**Some records:**

:::::

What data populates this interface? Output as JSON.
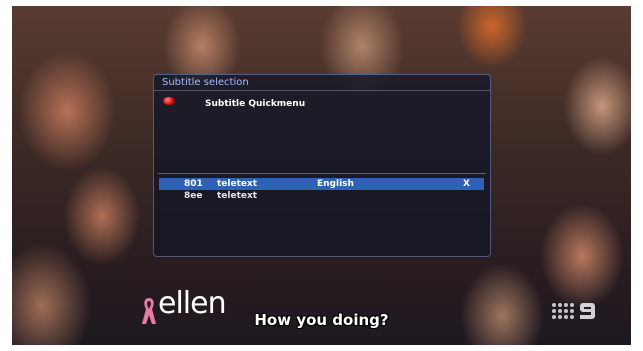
{
  "osd": {
    "title": "Subtitle selection",
    "quickmenu_label": "Subtitle Quickmenu",
    "red_key_icon": "red-button-icon",
    "rows": [
      {
        "number": "801",
        "type": "teletext",
        "language": "English",
        "selected_mark": "X",
        "selected": true
      },
      {
        "number": "8ee",
        "type": "teletext",
        "language": "",
        "selected_mark": "",
        "selected": false
      }
    ]
  },
  "video": {
    "logo_text": "ellen",
    "ribbon_icon": "pink-ribbon-icon",
    "channel_bug_icon": "channel-9-logo-icon",
    "subtitle_text": "How you doing?"
  },
  "colors": {
    "osd_title": "#9cc0ff",
    "selection_bar": "#2f62b4",
    "ribbon": "#e87aa8"
  }
}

:::::

**REQUIREMENT:**
Can you retype every record above exactly, leaving out the pictures?

**WRITTEN REPLY:**
What data populates this interface? Output as JSON.
{
  "osd": {
    "title": "Subtitle selection",
    "quickmenu_label": "Subtitle Quickmenu",
    "red_key_icon": "red-button-icon",
    "rows": [
      {
        "number": "801",
        "type": "teletext",
        "language": "English",
        "selected_mark": "X",
        "selected": true
      },
      {
        "number": "8ee",
        "type": "teletext",
        "language": "",
        "selected_mark": "",
        "selected": false
      }
    ]
  },
  "video": {
    "logo_text": "ellen",
    "ribbon_icon": "pink-ribbon-icon",
    "channel_bug_icon": "channel-9-logo-icon",
    "subtitle_text": "How you doing?"
  },
  "colors": {
    "osd_title": "#9cc0ff",
    "selection_bar": "#2f62b4",
    "ribbon": "#e87aa8"
  }
}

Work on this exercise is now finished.